**WRITTEN TASK**
Filter this material down to the lines that hold "image", copying each one.
===== EXERCISE INPUT
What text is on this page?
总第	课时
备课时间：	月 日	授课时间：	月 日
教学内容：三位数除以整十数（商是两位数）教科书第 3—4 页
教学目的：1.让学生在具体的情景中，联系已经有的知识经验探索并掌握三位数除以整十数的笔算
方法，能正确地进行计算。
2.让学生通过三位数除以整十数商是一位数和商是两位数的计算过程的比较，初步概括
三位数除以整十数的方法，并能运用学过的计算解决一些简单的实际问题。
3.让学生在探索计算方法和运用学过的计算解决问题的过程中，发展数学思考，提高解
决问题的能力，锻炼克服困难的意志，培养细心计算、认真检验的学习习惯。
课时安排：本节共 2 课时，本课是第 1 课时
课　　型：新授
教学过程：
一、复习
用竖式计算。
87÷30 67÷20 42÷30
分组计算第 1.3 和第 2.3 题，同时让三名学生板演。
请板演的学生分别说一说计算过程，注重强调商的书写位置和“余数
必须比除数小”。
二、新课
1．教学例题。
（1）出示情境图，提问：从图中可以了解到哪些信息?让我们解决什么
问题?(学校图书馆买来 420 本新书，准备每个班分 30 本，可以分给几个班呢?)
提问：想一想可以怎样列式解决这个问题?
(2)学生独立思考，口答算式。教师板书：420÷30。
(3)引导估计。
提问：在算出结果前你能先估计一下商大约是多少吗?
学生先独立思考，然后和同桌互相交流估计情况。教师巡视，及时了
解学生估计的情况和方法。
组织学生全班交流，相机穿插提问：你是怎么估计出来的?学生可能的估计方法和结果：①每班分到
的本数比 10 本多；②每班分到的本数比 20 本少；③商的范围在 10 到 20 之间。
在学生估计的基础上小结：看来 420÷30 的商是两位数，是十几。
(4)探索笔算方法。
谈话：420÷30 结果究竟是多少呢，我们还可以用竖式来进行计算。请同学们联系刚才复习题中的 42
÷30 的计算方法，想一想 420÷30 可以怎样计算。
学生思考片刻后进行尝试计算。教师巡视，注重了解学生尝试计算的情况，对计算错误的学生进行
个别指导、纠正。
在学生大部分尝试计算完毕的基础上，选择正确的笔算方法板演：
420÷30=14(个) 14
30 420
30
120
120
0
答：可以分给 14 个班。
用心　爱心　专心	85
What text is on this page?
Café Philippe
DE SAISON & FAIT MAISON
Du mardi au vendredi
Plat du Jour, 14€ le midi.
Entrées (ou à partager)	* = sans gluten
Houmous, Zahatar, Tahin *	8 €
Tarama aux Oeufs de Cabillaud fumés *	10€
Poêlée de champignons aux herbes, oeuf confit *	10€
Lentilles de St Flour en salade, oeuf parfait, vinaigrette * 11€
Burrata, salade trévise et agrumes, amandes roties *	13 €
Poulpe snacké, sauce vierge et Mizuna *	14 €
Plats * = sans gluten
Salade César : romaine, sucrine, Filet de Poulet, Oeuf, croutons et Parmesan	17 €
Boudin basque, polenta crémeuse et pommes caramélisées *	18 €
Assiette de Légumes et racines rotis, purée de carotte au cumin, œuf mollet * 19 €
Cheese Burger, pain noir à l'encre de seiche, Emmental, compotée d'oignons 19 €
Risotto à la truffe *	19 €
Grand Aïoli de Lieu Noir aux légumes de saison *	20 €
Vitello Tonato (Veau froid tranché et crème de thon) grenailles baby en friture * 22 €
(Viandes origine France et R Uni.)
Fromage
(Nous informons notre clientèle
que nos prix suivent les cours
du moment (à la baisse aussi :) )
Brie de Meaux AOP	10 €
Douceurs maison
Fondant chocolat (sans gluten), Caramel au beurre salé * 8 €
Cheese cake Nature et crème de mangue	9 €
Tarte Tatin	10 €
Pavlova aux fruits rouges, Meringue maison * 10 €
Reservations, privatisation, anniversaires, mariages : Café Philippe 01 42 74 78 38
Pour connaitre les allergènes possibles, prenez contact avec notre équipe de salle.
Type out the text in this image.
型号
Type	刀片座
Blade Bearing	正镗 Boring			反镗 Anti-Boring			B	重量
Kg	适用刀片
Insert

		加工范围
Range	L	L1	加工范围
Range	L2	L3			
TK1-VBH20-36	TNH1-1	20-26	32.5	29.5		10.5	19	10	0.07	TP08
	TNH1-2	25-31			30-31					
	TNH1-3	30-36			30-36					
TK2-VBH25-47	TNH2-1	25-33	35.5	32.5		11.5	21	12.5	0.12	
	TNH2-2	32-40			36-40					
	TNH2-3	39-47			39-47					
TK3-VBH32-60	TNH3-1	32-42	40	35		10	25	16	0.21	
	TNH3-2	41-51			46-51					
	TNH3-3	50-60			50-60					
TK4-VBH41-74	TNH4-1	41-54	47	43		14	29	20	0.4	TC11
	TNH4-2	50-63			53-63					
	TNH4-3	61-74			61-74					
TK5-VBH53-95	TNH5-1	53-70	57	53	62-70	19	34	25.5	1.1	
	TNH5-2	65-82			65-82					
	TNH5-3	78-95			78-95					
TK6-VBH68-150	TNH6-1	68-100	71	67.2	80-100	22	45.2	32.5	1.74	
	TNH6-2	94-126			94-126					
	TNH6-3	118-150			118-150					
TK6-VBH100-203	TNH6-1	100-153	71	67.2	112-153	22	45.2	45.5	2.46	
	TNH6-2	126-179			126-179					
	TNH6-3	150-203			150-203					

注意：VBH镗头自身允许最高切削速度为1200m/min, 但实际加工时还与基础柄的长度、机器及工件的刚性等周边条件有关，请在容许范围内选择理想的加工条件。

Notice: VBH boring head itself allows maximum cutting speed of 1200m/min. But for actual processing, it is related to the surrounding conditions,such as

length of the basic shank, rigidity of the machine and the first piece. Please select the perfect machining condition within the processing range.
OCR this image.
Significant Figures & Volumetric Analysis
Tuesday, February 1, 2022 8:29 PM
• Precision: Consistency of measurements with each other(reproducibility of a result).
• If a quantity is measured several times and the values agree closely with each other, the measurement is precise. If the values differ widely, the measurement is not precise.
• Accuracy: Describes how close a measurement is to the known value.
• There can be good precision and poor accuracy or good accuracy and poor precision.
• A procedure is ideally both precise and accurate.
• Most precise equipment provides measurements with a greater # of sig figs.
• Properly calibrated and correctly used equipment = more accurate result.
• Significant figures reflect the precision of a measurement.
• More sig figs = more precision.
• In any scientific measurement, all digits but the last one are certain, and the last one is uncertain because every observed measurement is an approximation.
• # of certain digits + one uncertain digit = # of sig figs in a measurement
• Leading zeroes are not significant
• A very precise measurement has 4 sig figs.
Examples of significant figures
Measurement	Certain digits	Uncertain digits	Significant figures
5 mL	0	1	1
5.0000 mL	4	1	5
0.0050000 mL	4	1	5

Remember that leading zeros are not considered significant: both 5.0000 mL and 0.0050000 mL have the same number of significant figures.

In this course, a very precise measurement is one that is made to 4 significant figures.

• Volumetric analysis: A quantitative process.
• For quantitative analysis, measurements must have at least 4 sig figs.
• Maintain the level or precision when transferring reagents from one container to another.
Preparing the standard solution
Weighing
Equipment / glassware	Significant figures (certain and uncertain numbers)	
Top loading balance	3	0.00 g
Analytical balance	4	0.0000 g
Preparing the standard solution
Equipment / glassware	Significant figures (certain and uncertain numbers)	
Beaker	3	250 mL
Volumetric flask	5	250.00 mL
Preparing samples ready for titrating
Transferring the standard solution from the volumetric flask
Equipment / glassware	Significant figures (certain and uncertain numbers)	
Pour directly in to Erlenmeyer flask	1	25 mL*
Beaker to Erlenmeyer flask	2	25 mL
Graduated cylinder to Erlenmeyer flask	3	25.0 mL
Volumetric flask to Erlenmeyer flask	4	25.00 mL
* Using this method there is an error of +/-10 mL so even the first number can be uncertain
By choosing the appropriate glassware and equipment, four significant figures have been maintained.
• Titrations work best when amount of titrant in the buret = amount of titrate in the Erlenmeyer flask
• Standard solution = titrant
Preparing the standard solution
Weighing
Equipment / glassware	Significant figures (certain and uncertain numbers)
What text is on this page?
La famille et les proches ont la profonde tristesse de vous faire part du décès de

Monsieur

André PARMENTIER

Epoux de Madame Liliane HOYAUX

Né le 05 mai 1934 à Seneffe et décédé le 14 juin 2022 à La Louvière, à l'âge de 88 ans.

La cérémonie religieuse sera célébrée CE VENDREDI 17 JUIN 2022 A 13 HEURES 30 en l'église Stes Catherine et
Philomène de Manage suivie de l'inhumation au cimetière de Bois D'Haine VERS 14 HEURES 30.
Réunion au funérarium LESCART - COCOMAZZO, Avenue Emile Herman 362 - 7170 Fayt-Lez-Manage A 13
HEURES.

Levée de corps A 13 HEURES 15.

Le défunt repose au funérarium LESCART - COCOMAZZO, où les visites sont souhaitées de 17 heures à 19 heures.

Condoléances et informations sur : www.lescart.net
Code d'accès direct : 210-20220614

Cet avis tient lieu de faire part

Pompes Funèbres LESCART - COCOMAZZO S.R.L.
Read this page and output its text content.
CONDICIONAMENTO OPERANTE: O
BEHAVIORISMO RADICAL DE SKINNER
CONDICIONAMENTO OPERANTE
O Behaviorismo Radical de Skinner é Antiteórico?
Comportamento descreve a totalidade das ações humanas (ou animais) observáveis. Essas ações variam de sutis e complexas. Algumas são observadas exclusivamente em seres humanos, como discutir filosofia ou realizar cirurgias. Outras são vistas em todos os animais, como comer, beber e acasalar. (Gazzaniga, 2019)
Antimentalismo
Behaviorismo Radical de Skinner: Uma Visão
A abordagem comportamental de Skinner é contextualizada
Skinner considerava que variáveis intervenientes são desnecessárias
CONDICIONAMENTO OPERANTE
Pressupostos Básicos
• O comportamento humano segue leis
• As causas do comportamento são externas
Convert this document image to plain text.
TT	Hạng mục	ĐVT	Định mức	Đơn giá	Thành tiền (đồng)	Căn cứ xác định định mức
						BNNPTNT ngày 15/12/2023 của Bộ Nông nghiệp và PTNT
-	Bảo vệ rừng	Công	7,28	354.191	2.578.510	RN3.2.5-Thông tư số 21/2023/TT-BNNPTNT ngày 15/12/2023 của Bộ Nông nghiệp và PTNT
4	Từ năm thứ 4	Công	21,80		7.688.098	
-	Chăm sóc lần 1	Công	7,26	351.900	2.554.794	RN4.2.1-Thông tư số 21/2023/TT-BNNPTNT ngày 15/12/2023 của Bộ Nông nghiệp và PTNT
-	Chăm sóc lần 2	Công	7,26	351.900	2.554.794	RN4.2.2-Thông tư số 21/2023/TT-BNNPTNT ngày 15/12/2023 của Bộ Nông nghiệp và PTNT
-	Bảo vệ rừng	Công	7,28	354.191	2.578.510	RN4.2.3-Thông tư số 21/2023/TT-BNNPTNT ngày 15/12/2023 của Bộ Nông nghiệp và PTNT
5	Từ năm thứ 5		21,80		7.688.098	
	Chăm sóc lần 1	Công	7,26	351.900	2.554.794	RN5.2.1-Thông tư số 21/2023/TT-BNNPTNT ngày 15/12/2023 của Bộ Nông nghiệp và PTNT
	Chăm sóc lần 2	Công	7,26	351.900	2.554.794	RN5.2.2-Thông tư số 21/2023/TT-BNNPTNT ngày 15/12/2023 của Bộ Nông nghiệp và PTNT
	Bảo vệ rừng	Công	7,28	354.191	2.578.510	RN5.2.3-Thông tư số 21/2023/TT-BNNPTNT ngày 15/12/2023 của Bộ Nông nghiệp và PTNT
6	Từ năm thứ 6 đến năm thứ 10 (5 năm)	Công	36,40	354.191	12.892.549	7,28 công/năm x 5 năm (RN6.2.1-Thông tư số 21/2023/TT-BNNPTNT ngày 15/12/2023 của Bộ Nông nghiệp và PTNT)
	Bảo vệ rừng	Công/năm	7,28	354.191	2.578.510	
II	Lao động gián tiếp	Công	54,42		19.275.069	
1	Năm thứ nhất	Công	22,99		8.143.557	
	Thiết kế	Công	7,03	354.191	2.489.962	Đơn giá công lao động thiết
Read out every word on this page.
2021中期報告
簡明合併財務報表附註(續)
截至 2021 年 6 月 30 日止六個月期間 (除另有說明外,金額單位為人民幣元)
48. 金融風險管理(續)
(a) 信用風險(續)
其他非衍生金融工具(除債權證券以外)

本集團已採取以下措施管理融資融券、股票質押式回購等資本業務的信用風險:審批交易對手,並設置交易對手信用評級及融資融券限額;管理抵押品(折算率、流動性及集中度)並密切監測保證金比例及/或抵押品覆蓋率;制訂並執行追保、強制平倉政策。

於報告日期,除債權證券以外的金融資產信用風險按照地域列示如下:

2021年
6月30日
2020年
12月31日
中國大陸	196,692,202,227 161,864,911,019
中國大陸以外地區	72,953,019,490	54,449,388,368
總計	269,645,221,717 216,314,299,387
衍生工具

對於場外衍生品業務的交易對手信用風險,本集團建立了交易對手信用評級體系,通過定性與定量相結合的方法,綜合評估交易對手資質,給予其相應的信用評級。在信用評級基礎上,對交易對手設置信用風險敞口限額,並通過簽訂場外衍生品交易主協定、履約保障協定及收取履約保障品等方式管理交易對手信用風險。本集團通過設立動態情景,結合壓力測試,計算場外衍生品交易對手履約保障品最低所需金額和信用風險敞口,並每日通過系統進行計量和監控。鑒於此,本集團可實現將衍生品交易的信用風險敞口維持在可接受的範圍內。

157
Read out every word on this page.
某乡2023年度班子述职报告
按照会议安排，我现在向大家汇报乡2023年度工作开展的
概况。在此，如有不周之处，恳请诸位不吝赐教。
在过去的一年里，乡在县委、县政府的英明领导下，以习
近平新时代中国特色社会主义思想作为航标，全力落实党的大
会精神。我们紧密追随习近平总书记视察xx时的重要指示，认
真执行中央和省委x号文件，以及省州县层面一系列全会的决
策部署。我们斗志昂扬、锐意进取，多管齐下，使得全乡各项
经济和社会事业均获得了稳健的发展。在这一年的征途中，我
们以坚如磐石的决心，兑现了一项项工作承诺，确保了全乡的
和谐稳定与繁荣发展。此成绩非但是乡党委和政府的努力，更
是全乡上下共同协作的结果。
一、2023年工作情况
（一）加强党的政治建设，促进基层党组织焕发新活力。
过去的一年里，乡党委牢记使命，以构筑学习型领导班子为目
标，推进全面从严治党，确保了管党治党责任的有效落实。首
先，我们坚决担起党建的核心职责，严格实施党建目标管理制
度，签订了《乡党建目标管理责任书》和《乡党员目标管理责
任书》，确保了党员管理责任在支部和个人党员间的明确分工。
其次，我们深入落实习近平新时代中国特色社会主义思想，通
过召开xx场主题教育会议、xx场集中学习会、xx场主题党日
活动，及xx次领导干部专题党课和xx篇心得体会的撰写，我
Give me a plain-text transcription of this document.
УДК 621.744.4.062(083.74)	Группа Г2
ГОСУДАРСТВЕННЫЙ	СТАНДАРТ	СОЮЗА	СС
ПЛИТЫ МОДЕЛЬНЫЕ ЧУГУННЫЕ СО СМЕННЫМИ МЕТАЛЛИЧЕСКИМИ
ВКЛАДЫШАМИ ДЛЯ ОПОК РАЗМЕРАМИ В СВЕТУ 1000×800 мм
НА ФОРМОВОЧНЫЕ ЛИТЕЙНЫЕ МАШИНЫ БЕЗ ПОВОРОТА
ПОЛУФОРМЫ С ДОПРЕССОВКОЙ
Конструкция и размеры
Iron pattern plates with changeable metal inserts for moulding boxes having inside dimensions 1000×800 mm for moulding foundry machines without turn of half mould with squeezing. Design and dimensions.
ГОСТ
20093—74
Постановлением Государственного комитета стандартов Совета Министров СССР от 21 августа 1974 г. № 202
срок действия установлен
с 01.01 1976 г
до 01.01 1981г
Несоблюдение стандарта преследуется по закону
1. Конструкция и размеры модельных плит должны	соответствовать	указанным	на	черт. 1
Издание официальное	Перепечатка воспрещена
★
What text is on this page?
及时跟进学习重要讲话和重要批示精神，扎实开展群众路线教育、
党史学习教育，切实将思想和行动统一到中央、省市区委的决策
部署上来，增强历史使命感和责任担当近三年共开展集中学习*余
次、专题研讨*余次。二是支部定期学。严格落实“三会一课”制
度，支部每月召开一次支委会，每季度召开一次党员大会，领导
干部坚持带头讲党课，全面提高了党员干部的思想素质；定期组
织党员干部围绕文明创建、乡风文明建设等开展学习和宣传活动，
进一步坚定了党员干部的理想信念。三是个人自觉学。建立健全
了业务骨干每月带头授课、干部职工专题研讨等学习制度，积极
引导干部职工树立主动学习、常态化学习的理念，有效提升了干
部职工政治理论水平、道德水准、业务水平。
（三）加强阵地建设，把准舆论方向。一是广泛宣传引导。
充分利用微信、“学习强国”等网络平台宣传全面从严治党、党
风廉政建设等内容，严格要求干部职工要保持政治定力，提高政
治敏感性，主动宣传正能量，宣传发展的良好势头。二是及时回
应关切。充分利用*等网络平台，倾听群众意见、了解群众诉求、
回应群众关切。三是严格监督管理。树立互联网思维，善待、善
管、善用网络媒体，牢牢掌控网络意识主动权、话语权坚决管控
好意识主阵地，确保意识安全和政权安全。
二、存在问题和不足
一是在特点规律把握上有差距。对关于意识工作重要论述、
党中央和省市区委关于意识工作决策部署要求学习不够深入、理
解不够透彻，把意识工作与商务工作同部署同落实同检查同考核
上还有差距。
==========
**TASK SOLUTION**
Type out the text in this image.
OCR this image.
Convert this document image to plain text.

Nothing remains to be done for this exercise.